● **Objective**
Write out each record again exactly as it stands.

● **Data provided**
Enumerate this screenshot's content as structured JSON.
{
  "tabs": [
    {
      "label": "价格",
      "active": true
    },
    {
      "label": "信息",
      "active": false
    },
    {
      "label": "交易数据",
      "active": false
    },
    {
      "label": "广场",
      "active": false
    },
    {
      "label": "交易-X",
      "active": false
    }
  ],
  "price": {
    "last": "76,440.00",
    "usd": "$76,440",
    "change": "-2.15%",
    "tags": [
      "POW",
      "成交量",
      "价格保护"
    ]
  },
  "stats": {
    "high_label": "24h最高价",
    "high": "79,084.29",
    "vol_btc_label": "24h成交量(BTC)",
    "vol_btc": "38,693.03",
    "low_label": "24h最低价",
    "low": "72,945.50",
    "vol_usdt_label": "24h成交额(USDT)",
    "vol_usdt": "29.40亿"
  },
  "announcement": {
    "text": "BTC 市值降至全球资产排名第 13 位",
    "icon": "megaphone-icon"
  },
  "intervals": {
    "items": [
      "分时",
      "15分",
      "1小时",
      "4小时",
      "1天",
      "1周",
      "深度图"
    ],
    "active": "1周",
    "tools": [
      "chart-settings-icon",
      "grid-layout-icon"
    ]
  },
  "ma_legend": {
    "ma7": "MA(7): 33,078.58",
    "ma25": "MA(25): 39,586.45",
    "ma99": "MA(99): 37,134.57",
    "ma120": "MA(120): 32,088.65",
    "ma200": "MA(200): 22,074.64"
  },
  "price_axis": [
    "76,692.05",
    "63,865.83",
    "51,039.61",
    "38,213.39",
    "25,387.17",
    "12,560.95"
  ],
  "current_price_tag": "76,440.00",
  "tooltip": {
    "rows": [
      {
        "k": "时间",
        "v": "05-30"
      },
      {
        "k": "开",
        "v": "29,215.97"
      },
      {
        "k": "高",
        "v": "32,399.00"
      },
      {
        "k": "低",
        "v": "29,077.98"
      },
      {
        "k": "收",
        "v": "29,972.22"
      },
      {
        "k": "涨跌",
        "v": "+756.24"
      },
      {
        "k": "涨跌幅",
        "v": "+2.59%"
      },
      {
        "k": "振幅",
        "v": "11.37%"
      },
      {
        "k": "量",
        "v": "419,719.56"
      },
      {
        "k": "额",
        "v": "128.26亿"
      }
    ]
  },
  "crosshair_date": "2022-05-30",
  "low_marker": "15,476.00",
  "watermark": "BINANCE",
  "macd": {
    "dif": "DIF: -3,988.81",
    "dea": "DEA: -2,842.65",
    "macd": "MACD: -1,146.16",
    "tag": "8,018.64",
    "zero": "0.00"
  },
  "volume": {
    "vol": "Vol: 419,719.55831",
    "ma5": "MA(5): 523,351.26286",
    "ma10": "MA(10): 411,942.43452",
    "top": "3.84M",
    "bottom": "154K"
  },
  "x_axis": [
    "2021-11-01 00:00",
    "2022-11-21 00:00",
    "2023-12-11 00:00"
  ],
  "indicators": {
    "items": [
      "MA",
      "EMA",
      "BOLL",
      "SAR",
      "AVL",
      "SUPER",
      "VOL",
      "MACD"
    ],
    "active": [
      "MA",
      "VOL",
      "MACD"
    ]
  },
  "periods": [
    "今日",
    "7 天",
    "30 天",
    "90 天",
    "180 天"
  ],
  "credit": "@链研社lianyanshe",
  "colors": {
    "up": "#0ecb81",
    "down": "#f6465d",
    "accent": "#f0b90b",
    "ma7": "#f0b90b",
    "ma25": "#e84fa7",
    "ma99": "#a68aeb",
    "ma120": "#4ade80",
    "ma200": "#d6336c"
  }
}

● **Full output**
Enumerate this screenshot's content as structured JSON.
{
  "tabs": [
    {
      "label": "价格",
      "active": true
    },
    {
      "label": "信息",
      "active": false
    },
    {
      "label": "交易数据",
      "active": false
    },
    {
      "label": "广场",
      "active": false
    },
    {
      "label": "交易-X",
      "active": false
    }
  ],
  "price": {
    "last": "76,440.00",
    "usd": "$76,440",
    "change": "-2.15%",
    "tags": [
      "POW",
      "成交量",
      "价格保护"
    ]
  },
  "stats": {
    "high_label": "24h最高价",
    "high": "79,084.29",
    "vol_btc_label": "24h成交量(BTC)",
    "vol_btc": "38,693.03",
    "low_label": "24h最低价",
    "low": "72,945.50",
    "vol_usdt_label": "24h成交额(USDT)",
    "vol_usdt": "29.40亿"
  },
  "announcement": {
    "text": "BTC 市值降至全球资产排名第 13 位",
    "icon": "megaphone-icon"
  },
  "intervals": {
    "items": [
      "分时",
      "15分",
      "1小时",
      "4小时",
      "1天",
      "1周",
      "深度图"
    ],
    "active": "1周",
    "tools": [
      "chart-settings-icon",
      "grid-layout-icon"
    ]
  },
  "ma_legend": {
    "ma7": "MA(7): 33,078.58",
    "ma25": "MA(25): 39,586.45",
    "ma99": "MA(99): 37,134.57",
    "ma120": "MA(120): 32,088.65",
    "ma200": "MA(200): 22,074.64"
  },
  "price_axis": [
    "76,692.05",
    "63,865.83",
    "51,039.61",
    "38,213.39",
    "25,387.17",
    "12,560.95"
  ],
  "current_price_tag": "76,440.00",
  "tooltip": {
    "rows": [
      {
        "k": "时间",
        "v": "05-30"
      },
      {
        "k": "开",
        "v": "29,215.97"
      },
      {
        "k": "高",
        "v": "32,399.00"
      },
      {
        "k": "低",
        "v": "29,077.98"
      },
      {
        "k": "收",
        "v": "29,972.22"
      },
      {
        "k": "涨跌",
        "v": "+756.24"
      },
      {
        "k": "涨跌幅",
        "v": "+2.59%"
      },
      {
        "k": "振幅",
        "v": "11.37%"
      },
      {
        "k": "量",
        "v": "419,719.56"
      },
      {
        "k": "额",
        "v": "128.26亿"
      }
    ]
  },
  "crosshair_date": "2022-05-30",
  "low_marker": "15,476.00",
  "watermark": "BINANCE",
  "macd": {
    "dif": "DIF: -3,988.81",
    "dea": "DEA: -2,842.65",
    "macd": "MACD: -1,146.16",
    "tag": "8,018.64",
    "zero": "0.00"
  },
  "volume": {
    "vol": "Vol: 419,719.55831",
    "ma5": "MA(5): 523,351.26286",
    "ma10": "MA(10): 411,942.43452",
    "top": "3.84M",
    "bottom": "154K"
  },
  "x_axis": [
    "2021-11-01 00:00",
    "2022-11-21 00:00",
    "2023-12-11 00:00"
  ],
  "indicators": {
    "items": [
      "MA",
      "EMA",
      "BOLL",
      "SAR",
      "AVL",
      "SUPER",
      "VOL",
      "MACD"
    ],
    "active": [
      "MA",
      "VOL",
      "MACD"
    ]
  },
  "periods": [
    "今日",
    "7 天",
    "30 天",
    "90 天",
    "180 天"
  ],
  "credit": "@链研社lianyanshe",
  "colors": {
    "up": "#0ecb81",
    "down": "#f6465d",
    "accent": "#f0b90b",
    "ma7": "#f0b90b",
    "ma25": "#e84fa7",
    "ma99": "#a68aeb",
    "ma120": "#4ade80",
    "ma200": "#d6336c"
  }
}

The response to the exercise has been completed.